__Task to complete__
Go through the listing and write out all of it exactly.
╭─ Task material
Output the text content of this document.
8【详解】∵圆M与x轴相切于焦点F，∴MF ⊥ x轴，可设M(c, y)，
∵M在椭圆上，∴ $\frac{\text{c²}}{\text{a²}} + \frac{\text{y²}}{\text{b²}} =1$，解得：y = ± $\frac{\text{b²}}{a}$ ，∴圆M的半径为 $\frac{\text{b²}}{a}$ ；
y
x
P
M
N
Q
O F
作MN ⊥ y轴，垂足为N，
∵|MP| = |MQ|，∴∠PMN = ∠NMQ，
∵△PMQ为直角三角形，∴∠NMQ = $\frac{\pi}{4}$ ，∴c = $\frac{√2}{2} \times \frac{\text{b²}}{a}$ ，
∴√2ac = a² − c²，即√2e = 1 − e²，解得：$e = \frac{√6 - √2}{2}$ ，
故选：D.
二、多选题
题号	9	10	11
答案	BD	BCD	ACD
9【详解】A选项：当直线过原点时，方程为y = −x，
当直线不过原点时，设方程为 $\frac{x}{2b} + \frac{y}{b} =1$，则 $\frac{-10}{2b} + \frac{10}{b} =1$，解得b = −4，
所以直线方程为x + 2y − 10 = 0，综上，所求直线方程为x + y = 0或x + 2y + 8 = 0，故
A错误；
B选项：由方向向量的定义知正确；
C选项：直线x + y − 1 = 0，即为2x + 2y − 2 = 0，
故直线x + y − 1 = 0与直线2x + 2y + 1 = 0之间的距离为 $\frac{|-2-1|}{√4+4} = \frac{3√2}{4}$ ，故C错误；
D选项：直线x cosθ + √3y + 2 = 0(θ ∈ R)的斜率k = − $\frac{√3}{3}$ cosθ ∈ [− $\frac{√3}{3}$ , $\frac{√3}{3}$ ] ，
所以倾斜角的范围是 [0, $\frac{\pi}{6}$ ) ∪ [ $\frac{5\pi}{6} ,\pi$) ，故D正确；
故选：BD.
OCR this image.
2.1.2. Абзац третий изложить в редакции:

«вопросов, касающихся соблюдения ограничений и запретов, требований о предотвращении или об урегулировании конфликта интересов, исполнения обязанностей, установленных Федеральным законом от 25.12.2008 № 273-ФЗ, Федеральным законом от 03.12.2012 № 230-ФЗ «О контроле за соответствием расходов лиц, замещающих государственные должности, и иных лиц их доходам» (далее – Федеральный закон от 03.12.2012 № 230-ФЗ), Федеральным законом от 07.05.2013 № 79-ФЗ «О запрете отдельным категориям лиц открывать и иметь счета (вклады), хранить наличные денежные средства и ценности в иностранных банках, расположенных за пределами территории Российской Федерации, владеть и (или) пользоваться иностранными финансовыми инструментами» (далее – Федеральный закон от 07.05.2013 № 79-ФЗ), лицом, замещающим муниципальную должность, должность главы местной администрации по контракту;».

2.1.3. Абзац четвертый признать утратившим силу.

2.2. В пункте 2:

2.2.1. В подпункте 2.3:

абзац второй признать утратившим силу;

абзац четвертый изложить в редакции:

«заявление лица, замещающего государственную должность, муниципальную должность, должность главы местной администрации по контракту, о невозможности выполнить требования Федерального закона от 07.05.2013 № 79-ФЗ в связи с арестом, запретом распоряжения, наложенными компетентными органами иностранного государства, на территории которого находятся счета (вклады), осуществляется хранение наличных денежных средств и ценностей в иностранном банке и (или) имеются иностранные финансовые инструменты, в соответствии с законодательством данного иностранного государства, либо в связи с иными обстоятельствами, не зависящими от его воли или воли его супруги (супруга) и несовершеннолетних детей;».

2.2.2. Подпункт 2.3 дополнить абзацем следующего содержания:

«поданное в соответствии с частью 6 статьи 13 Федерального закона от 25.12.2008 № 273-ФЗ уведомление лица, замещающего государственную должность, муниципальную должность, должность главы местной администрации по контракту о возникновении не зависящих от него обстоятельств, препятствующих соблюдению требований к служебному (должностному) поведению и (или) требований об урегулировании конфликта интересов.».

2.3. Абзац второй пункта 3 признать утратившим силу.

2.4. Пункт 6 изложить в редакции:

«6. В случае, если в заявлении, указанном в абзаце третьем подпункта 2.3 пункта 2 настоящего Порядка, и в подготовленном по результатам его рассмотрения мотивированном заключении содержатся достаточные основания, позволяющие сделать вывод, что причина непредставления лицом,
╰─
__Result of this task__
Output the text content of this document.
8【详解】∵圆M与x轴相切于焦点F，∴MF ⊥ x轴，可设M(c, y)，
∵M在椭圆上，∴ $\frac{\text{c²}}{\text{a²}} + \frac{\text{y²}}{\text{b²}} =1$，解得：y = ± $\frac{\text{b²}}{a}$ ，∴圆M的半径为 $\frac{\text{b²}}{a}$ ；
y
x
P
M
N
Q
O F
作MN ⊥ y轴，垂足为N，
∵|MP| = |MQ|，∴∠PMN = ∠NMQ，
∵△PMQ为直角三角形，∴∠NMQ = $\frac{\pi}{4}$ ，∴c = $\frac{√2}{2} \times \frac{\text{b²}}{a}$ ，
∴√2ac = a² − c²，即√2e = 1 − e²，解得：$e = \frac{√6 - √2}{2}$ ，
故选：D.
二、多选题
题号	9	10	11
答案	BD	BCD	ACD
9【详解】A选项：当直线过原点时，方程为y = −x，
当直线不过原点时，设方程为 $\frac{x}{2b} + \frac{y}{b} =1$，则 $\frac{-10}{2b} + \frac{10}{b} =1$，解得b = −4，
所以直线方程为x + 2y − 10 = 0，综上，所求直线方程为x + y = 0或x + 2y + 8 = 0，故
A错误；
B选项：由方向向量的定义知正确；
C选项：直线x + y − 1 = 0，即为2x + 2y − 2 = 0，
故直线x + y − 1 = 0与直线2x + 2y + 1 = 0之间的距离为 $\frac{|-2-1|}{√4+4} = \frac{3√2}{4}$ ，故C错误；
D选项：直线x cosθ + √3y + 2 = 0(θ ∈ R)的斜率k = − $\frac{√3}{3}$ cosθ ∈ [− $\frac{√3}{3}$ , $\frac{√3}{3}$ ] ，
所以倾斜角的范围是 [0, $\frac{\pi}{6}$ ) ∪ [ $\frac{5\pi}{6} ,\pi$) ，故D正确；
故选：BD.
OCR this image.
2.1.2. Абзац третий изложить в редакции:

«вопросов, касающихся соблюдения ограничений и запретов, требований о предотвращении или об урегулировании конфликта интересов, исполнения обязанностей, установленных Федеральным законом от 25.12.2008 № 273-ФЗ, Федеральным законом от 03.12.2012 № 230-ФЗ «О контроле за соответствием расходов лиц, замещающих государственные должности, и иных лиц их доходам» (далее – Федеральный закон от 03.12.2012 № 230-ФЗ), Федеральным законом от 07.05.2013 № 79-ФЗ «О запрете отдельным категориям лиц открывать и иметь счета (вклады), хранить наличные денежные средства и ценности в иностранных банках, расположенных за пределами территории Российской Федерации, владеть и (или) пользоваться иностранными финансовыми инструментами» (далее – Федеральный закон от 07.05.2013 № 79-ФЗ), лицом, замещающим муниципальную должность, должность главы местной администрации по контракту;».

2.1.3. Абзац четвертый признать утратившим силу.

2.2. В пункте 2:

2.2.1. В подпункте 2.3:

абзац второй признать утратившим силу;

абзац четвертый изложить в редакции:

«заявление лица, замещающего государственную должность, муниципальную должность, должность главы местной администрации по контракту, о невозможности выполнить требования Федерального закона от 07.05.2013 № 79-ФЗ в связи с арестом, запретом распоряжения, наложенными компетентными органами иностранного государства, на территории которого находятся счета (вклады), осуществляется хранение наличных денежных средств и ценностей в иностранном банке и (или) имеются иностранные финансовые инструменты, в соответствии с законодательством данного иностранного государства, либо в связи с иными обстоятельствами, не зависящими от его воли или воли его супруги (супруга) и несовершеннолетних детей;».

2.2.2. Подпункт 2.3 дополнить абзацем следующего содержания:

«поданное в соответствии с частью 6 статьи 13 Федерального закона от 25.12.2008 № 273-ФЗ уведомление лица, замещающего государственную должность, муниципальную должность, должность главы местной администрации по контракту о возникновении не зависящих от него обстоятельств, препятствующих соблюдению требований к служебному (должностному) поведению и (или) требований об урегулировании конфликта интересов.».

2.3. Абзац второй пункта 3 признать утратившим силу.

2.4. Пункт 6 изложить в редакции:

«6. В случае, если в заявлении, указанном в абзаце третьем подпункта 2.3 пункта 2 настоящего Порядка, и в подготовленном по результатам его рассмотрения мотивированном заключении содержатся достаточные основания, позволяющие сделать вывод, что причина непредставления лицом,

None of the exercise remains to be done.